## Set exercise
Say how many lines contain "JSON"; the answer is the number alone.

## Dataset
_____
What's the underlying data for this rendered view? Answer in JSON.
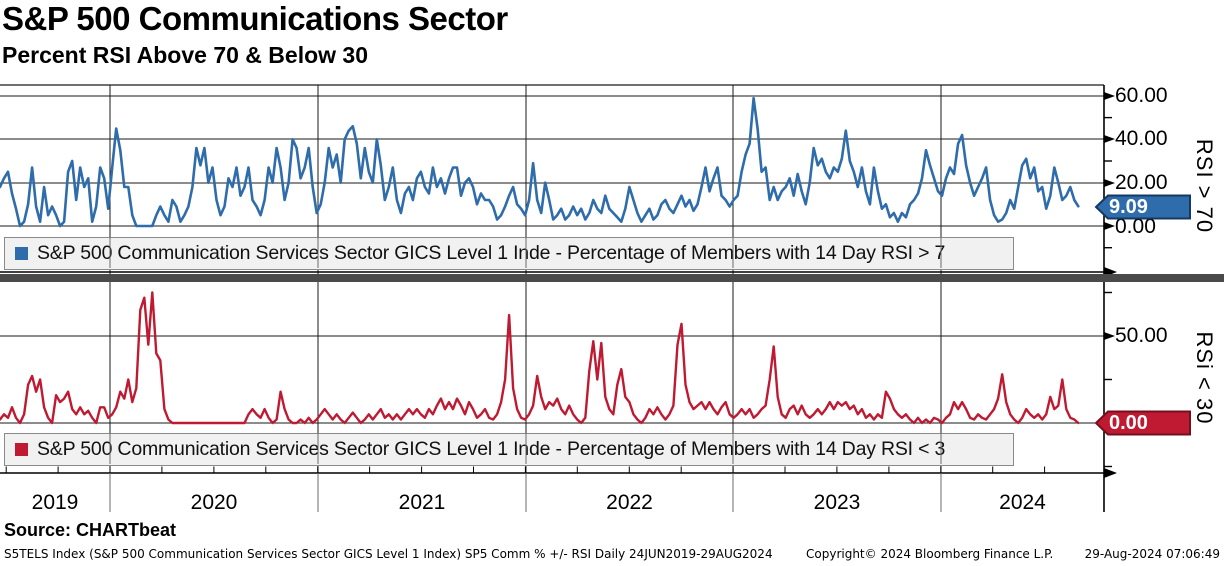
{
  "header": {
    "title": "S&P 500 Communications Sector",
    "subtitle": "Percent RSI Above 70 & Below 30"
  },
  "top_panel": {
    "legend_label": "S&P 500 Communication Services Sector GICS Level 1 Inde - Percentage of Members with 14 Day RSI > 7",
    "axis_title": "RSI > 70",
    "ticks": [
      "60.00",
      "40.00",
      "20.00",
      "0.00"
    ],
    "last_value_label": "9.09",
    "line_color": "#2e6cab",
    "tag_fill": "#2e6cab",
    "tag_border": "#17395f"
  },
  "bottom_panel": {
    "legend_label": "S&P 500 Communication Services Sector GICS Level 1 Inde - Percentage of Members with 14 Day RSI < 3",
    "axis_title": "RSi < 30",
    "ticks": [
      "50.00"
    ],
    "last_value_label": "0.00",
    "line_color": "#bf1a31",
    "tag_fill": "#bf1a31",
    "tag_border": "#73101f"
  },
  "x_axis": {
    "years": [
      "2019",
      "2020",
      "2021",
      "2022",
      "2023",
      "2024"
    ],
    "range_label": "24JUN2019-29AUG2024"
  },
  "source_line": "Source: CHARTbeat",
  "footer": {
    "left": "S5TELS Index (S&P 500 Communication Services Sector GICS Level 1 Index) SP5 Comm % +/- RSI  Daily 24JUN2019-29AUG2024",
    "center": "Copyright© 2024 Bloomberg Finance L.P.",
    "right": "29-Aug-2024 07:06:49"
  },
  "chart_data": [
    {
      "type": "line",
      "title": "Percentage of Members with 14 Day RSI > 70",
      "series_name": "S&P 500 Communication Services Sector GICS Level 1 Index - % of Members with 14 Day RSI > 70",
      "color": "#2e6cab",
      "x_axis": {
        "start": "24JUN2019",
        "end": "29AUG2024",
        "tick_years": [
          2019,
          2020,
          2021,
          2022,
          2023,
          2024
        ]
      },
      "y_axis": {
        "tick_values": [
          0,
          20,
          40,
          60
        ],
        "label": "RSI > 70",
        "grid": true
      },
      "last_value": 9.09,
      "x_start_year": 2019.47,
      "x_step_years": 0.0193,
      "values": [
        18,
        22,
        25,
        15,
        8,
        0,
        2,
        10,
        27,
        9,
        2,
        18,
        5,
        9,
        5,
        0,
        2,
        25,
        30,
        12,
        27,
        18,
        22,
        2,
        9,
        27,
        22,
        8,
        27,
        45,
        35,
        18,
        18,
        5,
        0,
        0,
        0,
        0,
        0,
        5,
        9,
        5,
        2,
        12,
        9,
        2,
        5,
        9,
        18,
        36,
        28,
        36,
        20,
        27,
        12,
        5,
        9,
        22,
        18,
        27,
        14,
        18,
        27,
        12,
        9,
        5,
        12,
        27,
        20,
        36,
        27,
        12,
        20,
        40,
        36,
        22,
        27,
        36,
        18,
        6,
        10,
        20,
        36,
        27,
        33,
        20,
        40,
        44,
        46,
        38,
        22,
        36,
        25,
        20,
        40,
        28,
        12,
        18,
        27,
        12,
        6,
        15,
        18,
        12,
        22,
        25,
        18,
        15,
        27,
        18,
        22,
        15,
        22,
        27,
        27,
        14,
        20,
        22,
        18,
        10,
        15,
        12,
        12,
        9,
        3,
        5,
        9,
        14,
        18,
        10,
        8,
        5,
        12,
        29,
        12,
        6,
        20,
        12,
        3,
        5,
        8,
        3,
        5,
        9,
        5,
        8,
        3,
        6,
        12,
        8,
        6,
        14,
        8,
        6,
        4,
        2,
        8,
        18,
        12,
        6,
        2,
        5,
        8,
        3,
        5,
        10,
        12,
        8,
        6,
        10,
        14,
        9,
        12,
        7,
        10,
        18,
        27,
        16,
        22,
        27,
        14,
        12,
        9,
        12,
        14,
        25,
        33,
        38,
        59,
        45,
        25,
        27,
        12,
        18,
        12,
        16,
        18,
        22,
        14,
        24,
        16,
        10,
        20,
        36,
        28,
        31,
        25,
        22,
        27,
        25,
        31,
        44,
        30,
        25,
        18,
        27,
        16,
        10,
        27,
        16,
        8,
        10,
        4,
        6,
        2,
        6,
        4,
        10,
        12,
        15,
        22,
        35,
        28,
        22,
        16,
        14,
        22,
        27,
        24,
        38,
        42,
        28,
        20,
        14,
        18,
        22,
        27,
        12,
        5,
        2,
        3,
        6,
        12,
        8,
        18,
        28,
        31,
        22,
        27,
        16,
        18,
        8,
        14,
        27,
        20,
        12,
        14,
        18,
        12,
        9.09
      ]
    },
    {
      "type": "line",
      "title": "Percentage of Members with 14 Day RSI < 30",
      "series_name": "S&P 500 Communication Services Sector GICS Level 1 Index - % of Members with 14 Day RSI < 30",
      "color": "#bf1a31",
      "x_axis": {
        "start": "24JUN2019",
        "end": "29AUG2024",
        "tick_years": [
          2019,
          2020,
          2021,
          2022,
          2023,
          2024
        ]
      },
      "y_axis": {
        "tick_values": [
          0,
          50
        ],
        "label": "RSi < 30",
        "grid": true
      },
      "last_value": 0.0,
      "x_start_year": 2019.47,
      "x_step_years": 0.0193,
      "values": [
        2,
        5,
        3,
        9,
        3,
        0,
        5,
        22,
        27,
        18,
        25,
        9,
        3,
        0,
        16,
        12,
        14,
        18,
        8,
        5,
        9,
        5,
        7,
        3,
        0,
        9,
        9,
        3,
        5,
        9,
        18,
        14,
        25,
        12,
        20,
        65,
        72,
        45,
        75,
        40,
        36,
        8,
        2,
        0,
        0,
        0,
        0,
        0,
        0,
        0,
        0,
        0,
        0,
        0,
        0,
        0,
        0,
        0,
        0,
        0,
        0,
        0,
        5,
        8,
        5,
        3,
        8,
        3,
        0,
        2,
        18,
        8,
        2,
        0,
        0,
        2,
        0,
        3,
        0,
        2,
        5,
        8,
        5,
        2,
        5,
        2,
        0,
        3,
        6,
        3,
        0,
        2,
        5,
        2,
        5,
        8,
        3,
        5,
        2,
        5,
        2,
        5,
        8,
        5,
        8,
        5,
        3,
        8,
        5,
        10,
        14,
        8,
        12,
        8,
        14,
        10,
        5,
        12,
        8,
        3,
        5,
        8,
        3,
        2,
        5,
        12,
        25,
        62,
        20,
        8,
        3,
        2,
        5,
        10,
        27,
        15,
        8,
        12,
        10,
        14,
        8,
        5,
        10,
        5,
        2,
        0,
        3,
        30,
        47,
        25,
        46,
        15,
        8,
        5,
        22,
        31,
        15,
        12,
        5,
        2,
        0,
        3,
        8,
        5,
        9,
        5,
        2,
        5,
        10,
        45,
        57,
        22,
        12,
        8,
        10,
        12,
        8,
        12,
        8,
        5,
        9,
        12,
        5,
        3,
        5,
        8,
        5,
        8,
        3,
        5,
        8,
        10,
        25,
        44,
        15,
        5,
        3,
        8,
        10,
        5,
        10,
        5,
        3,
        5,
        8,
        5,
        8,
        12,
        8,
        12,
        10,
        12,
        8,
        10,
        5,
        8,
        3,
        5,
        2,
        5,
        3,
        18,
        14,
        8,
        5,
        3,
        5,
        2,
        0,
        3,
        0,
        2,
        0,
        3,
        2,
        0,
        3,
        5,
        12,
        8,
        12,
        8,
        3,
        2,
        5,
        3,
        2,
        5,
        8,
        14,
        28,
        12,
        5,
        2,
        0,
        3,
        8,
        5,
        3,
        5,
        2,
        5,
        15,
        8,
        10,
        25,
        8,
        3,
        2,
        0
      ]
    }
  ]
}
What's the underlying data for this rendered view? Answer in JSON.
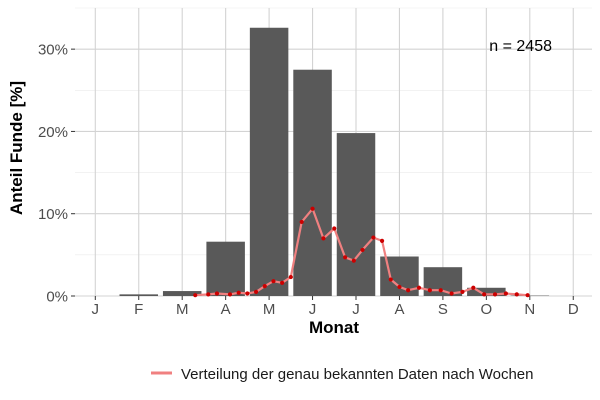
{
  "chart_data": {
    "type": "bar",
    "xlabel": "Monat",
    "ylabel": "Anteil Funde [%]",
    "annotation": "n = 2458",
    "categories": [
      "J",
      "F",
      "M",
      "A",
      "M",
      "J",
      "J",
      "A",
      "S",
      "O",
      "N",
      "D"
    ],
    "ylim": [
      0,
      35
    ],
    "yticks": [
      0,
      10,
      20,
      30
    ],
    "ytick_labels": [
      "0%",
      "10%",
      "20%",
      "30%"
    ],
    "grid": true,
    "legend_position": "bottom-right",
    "colors": {
      "bars": "#595959",
      "line": "#f08080",
      "points": "#cc0000",
      "grid": "#d3d3d3"
    },
    "series": [
      {
        "type": "bar",
        "values": [
          0,
          0.2,
          0.6,
          6.6,
          32.6,
          27.5,
          19.8,
          4.8,
          3.5,
          1.0,
          0.05,
          0
        ]
      },
      {
        "type": "line",
        "name": "Verteilung der genau bekannten Daten nach Wochen",
        "x": [
          2.3,
          2.6,
          2.8,
          3.1,
          3.3,
          3.5,
          3.7,
          3.9,
          4.1,
          4.3,
          4.5,
          4.75,
          5.0,
          5.25,
          5.5,
          5.75,
          5.95,
          6.15,
          6.4,
          6.6,
          6.8,
          7.0,
          7.2,
          7.45,
          7.7,
          7.95,
          8.2,
          8.45,
          8.7,
          8.95,
          9.2,
          9.45,
          9.7,
          9.95
        ],
        "values": [
          0.1,
          0.2,
          0.3,
          0.2,
          0.4,
          0.3,
          0.5,
          1.2,
          1.8,
          1.6,
          2.3,
          9.0,
          10.6,
          7.0,
          8.2,
          4.7,
          4.3,
          5.6,
          7.1,
          6.7,
          2.0,
          1.1,
          0.7,
          1.0,
          0.7,
          0.7,
          0.3,
          0.5,
          1.0,
          0.2,
          0.2,
          0.3,
          0.2,
          0.1
        ]
      }
    ]
  }
}
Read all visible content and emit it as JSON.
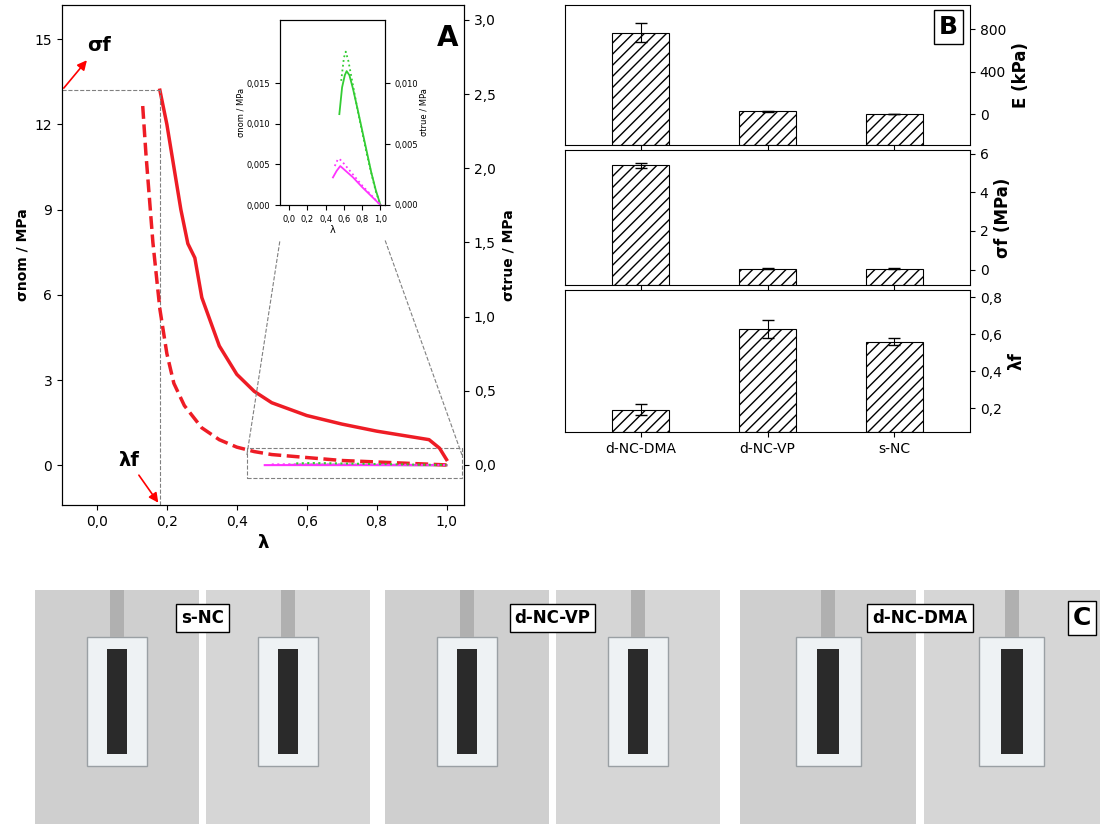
{
  "chart_data": [
    {
      "type": "line",
      "panel_label": "A",
      "x_label": "λ",
      "y_label": "σnom / MPa",
      "y2_label": "σtrue / MPa",
      "xlim": [
        -0.1,
        1.05
      ],
      "xticks": [
        {
          "value": 0.0,
          "label": "0,0"
        },
        {
          "value": 0.2,
          "label": "0,2"
        },
        {
          "value": 0.4,
          "label": "0,4"
        },
        {
          "value": 0.6,
          "label": "0,6"
        },
        {
          "value": 0.8,
          "label": "0,8"
        },
        {
          "value": 1.0,
          "label": "1,0"
        }
      ],
      "ylim": [
        -1.4,
        16.2
      ],
      "yticks": [
        0,
        3,
        6,
        9,
        12,
        15
      ],
      "y2lim": [
        -0.27,
        3.1
      ],
      "y2ticks": [
        {
          "value": 0.0,
          "label": "0,0"
        },
        {
          "value": 0.5,
          "label": "0,5"
        },
        {
          "value": 1.0,
          "label": "1,0"
        },
        {
          "value": 1.5,
          "label": "1,5"
        },
        {
          "value": 2.0,
          "label": "2,0"
        },
        {
          "value": 2.5,
          "label": "2,5"
        },
        {
          "value": 3.0,
          "label": "3,0"
        }
      ],
      "series": [
        {
          "color": "#ee1c25",
          "line_style": "solid",
          "x": [
            1.0,
            0.98,
            0.95,
            0.9,
            0.8,
            0.7,
            0.6,
            0.5,
            0.45,
            0.4,
            0.35,
            0.3,
            0.28,
            0.26,
            0.24,
            0.22,
            0.2,
            0.18
          ],
          "values": [
            0.2,
            0.6,
            0.9,
            1.0,
            1.2,
            1.45,
            1.75,
            2.2,
            2.6,
            3.2,
            4.2,
            5.9,
            7.3,
            7.8,
            9.0,
            10.5,
            12.0,
            13.2
          ]
        },
        {
          "color": "#ee1c25",
          "line_style": "dashed",
          "axis": "y2",
          "x": [
            1.0,
            0.9,
            0.8,
            0.7,
            0.6,
            0.5,
            0.45,
            0.4,
            0.35,
            0.3,
            0.25,
            0.22,
            0.2,
            0.18,
            0.16,
            0.14,
            0.13
          ],
          "values": [
            0.0,
            0.01,
            0.02,
            0.03,
            0.05,
            0.07,
            0.09,
            0.12,
            0.17,
            0.25,
            0.4,
            0.55,
            0.75,
            1.05,
            1.5,
            2.1,
            2.45
          ]
        }
      ],
      "annotations": [
        {
          "text": "σf",
          "y": 13.2
        },
        {
          "text": "λf",
          "x": 0.18
        }
      ],
      "inset": {
        "x_label": "λ",
        "y_label": "σnom / MPa",
        "y2_label": "σtrue / MPa",
        "xlim": [
          -0.1,
          1.05
        ],
        "xticks": [
          {
            "value": 0.0,
            "label": "0,0"
          },
          {
            "value": 0.2,
            "label": "0,2"
          },
          {
            "value": 0.4,
            "label": "0,4"
          },
          {
            "value": 0.6,
            "label": "0,6"
          },
          {
            "value": 0.8,
            "label": "0,8"
          },
          {
            "value": 1.0,
            "label": "1,0"
          }
        ],
        "ylim": [
          0,
          0.0228
        ],
        "yticks": [
          {
            "value": 0.0,
            "label": "0,000"
          },
          {
            "value": 0.005,
            "label": "0,005"
          },
          {
            "value": 0.01,
            "label": "0,010"
          },
          {
            "value": 0.015,
            "label": "0,015"
          }
        ],
        "y2lim": [
          0,
          0.0152
        ],
        "y2ticks": [
          {
            "value": 0.0,
            "label": "0,000"
          },
          {
            "value": 0.005,
            "label": "0,005"
          },
          {
            "value": 0.01,
            "label": "0,010"
          }
        ],
        "series": [
          {
            "color": "#33cc33",
            "line_style": "solid",
            "x": [
              0.55,
              0.58,
              0.61,
              0.63,
              0.66,
              0.7,
              0.75,
              0.8,
              0.85,
              0.9,
              0.95,
              1.0
            ],
            "values": [
              0.0112,
              0.0145,
              0.016,
              0.0165,
              0.016,
              0.0143,
              0.0118,
              0.0092,
              0.0066,
              0.004,
              0.0018,
              0.0
            ]
          },
          {
            "color": "#33cc33",
            "line_style": "dotted",
            "axis": "y2",
            "x": [
              0.57,
              0.6,
              0.62,
              0.65,
              0.7,
              0.75,
              0.8,
              0.85,
              0.9,
              0.95,
              1.0
            ],
            "values": [
              0.0102,
              0.0121,
              0.0126,
              0.0118,
              0.0098,
              0.0078,
              0.006,
              0.0042,
              0.0026,
              0.0011,
              0.0
            ]
          },
          {
            "color": "#ff33ff",
            "line_style": "solid",
            "x": [
              0.48,
              0.52,
              0.56,
              0.6,
              0.7,
              0.8,
              0.9,
              1.0
            ],
            "values": [
              0.0034,
              0.0042,
              0.0048,
              0.0044,
              0.0034,
              0.0022,
              0.0011,
              0.0
            ]
          },
          {
            "color": "#ff33ff",
            "line_style": "dotted",
            "axis": "y2",
            "x": [
              0.5,
              0.53,
              0.55,
              0.6,
              0.7,
              0.8,
              0.9,
              1.0
            ],
            "values": [
              0.0032,
              0.0037,
              0.0038,
              0.0034,
              0.0025,
              0.0016,
              0.0008,
              0.0
            ]
          }
        ]
      }
    },
    {
      "type": "bar",
      "panel_label": "B",
      "categories": [
        "d-NC-DMA",
        "d-NC-VP",
        "s-NC"
      ],
      "values": [
        770,
        30,
        5
      ],
      "errors": [
        90,
        5,
        0
      ],
      "color": "#ffffff",
      "y_label": "E (kPa)",
      "ylim": [
        -290,
        1030
      ],
      "yticks": [
        0,
        400,
        800
      ],
      "tick_labels": "y"
    },
    {
      "type": "bar",
      "categories": [
        "d-NC-DMA",
        "d-NC-VP",
        "s-NC"
      ],
      "values": [
        5.4,
        0.05,
        0.05
      ],
      "errors": [
        0.15,
        0.02,
        0.02
      ],
      "color": "#ffffff",
      "y_label": "σf (MPa)",
      "ylim": [
        -0.8,
        6.2
      ],
      "yticks": [
        0,
        2,
        4,
        6
      ],
      "tick_labels": "y"
    },
    {
      "type": "bar",
      "categories": [
        "d-NC-DMA",
        "d-NC-VP",
        "s-NC"
      ],
      "values": [
        0.19,
        0.63,
        0.56
      ],
      "errors": [
        0.03,
        0.05,
        0.02
      ],
      "color": "#ffffff",
      "y_label": "λf",
      "ylim": [
        0.07,
        0.84
      ],
      "yticks": [
        {
          "value": 0.2,
          "label": "0,2"
        },
        {
          "value": 0.4,
          "label": "0,4"
        },
        {
          "value": 0.6,
          "label": "0,6"
        },
        {
          "value": 0.8,
          "label": "0,8"
        }
      ]
    }
  ],
  "photos": {
    "panel_label": "C",
    "labels": [
      "s-NC",
      "d-NC-VP",
      "d-NC-DMA"
    ]
  }
}
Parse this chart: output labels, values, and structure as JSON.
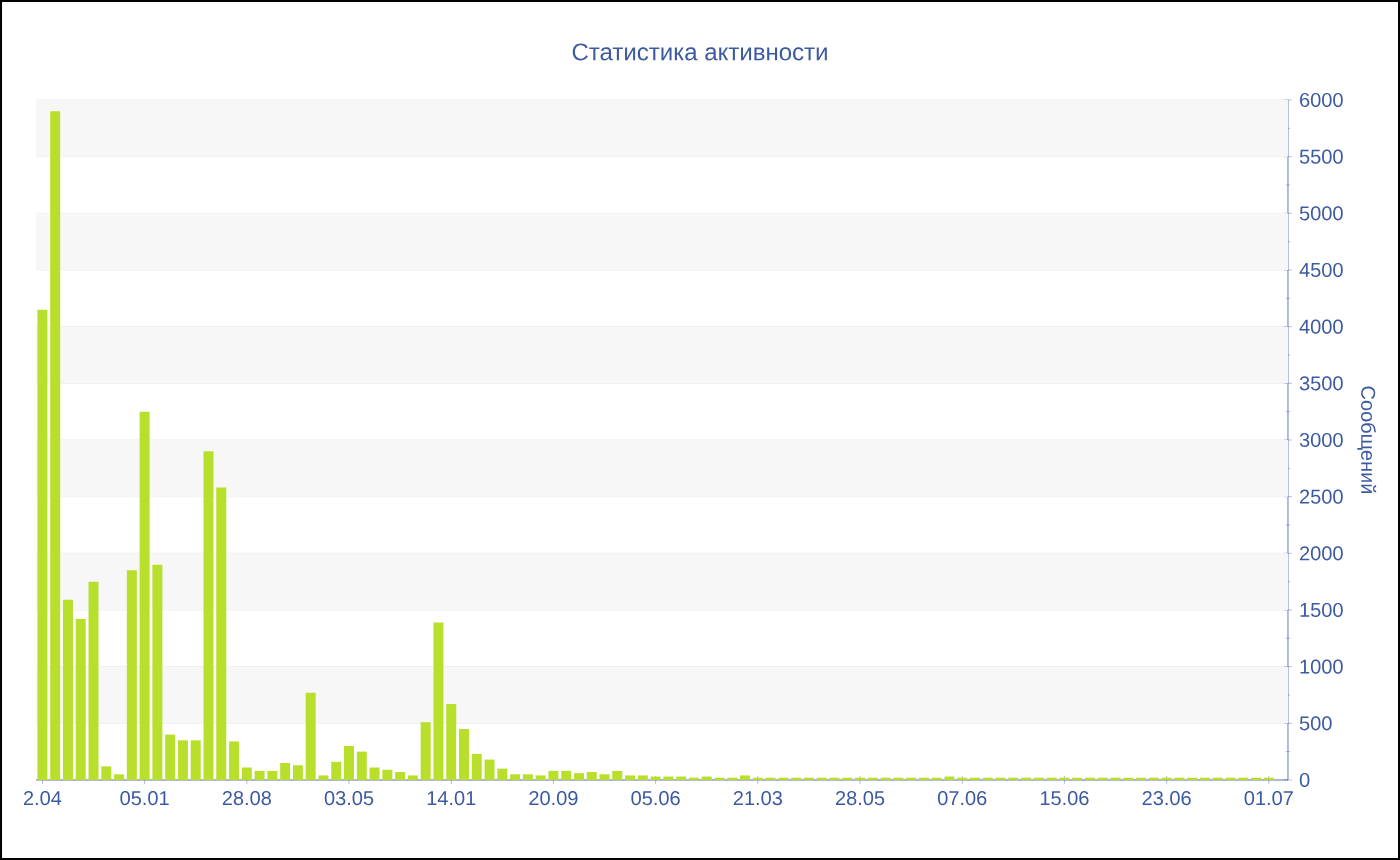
_____
## Task result
4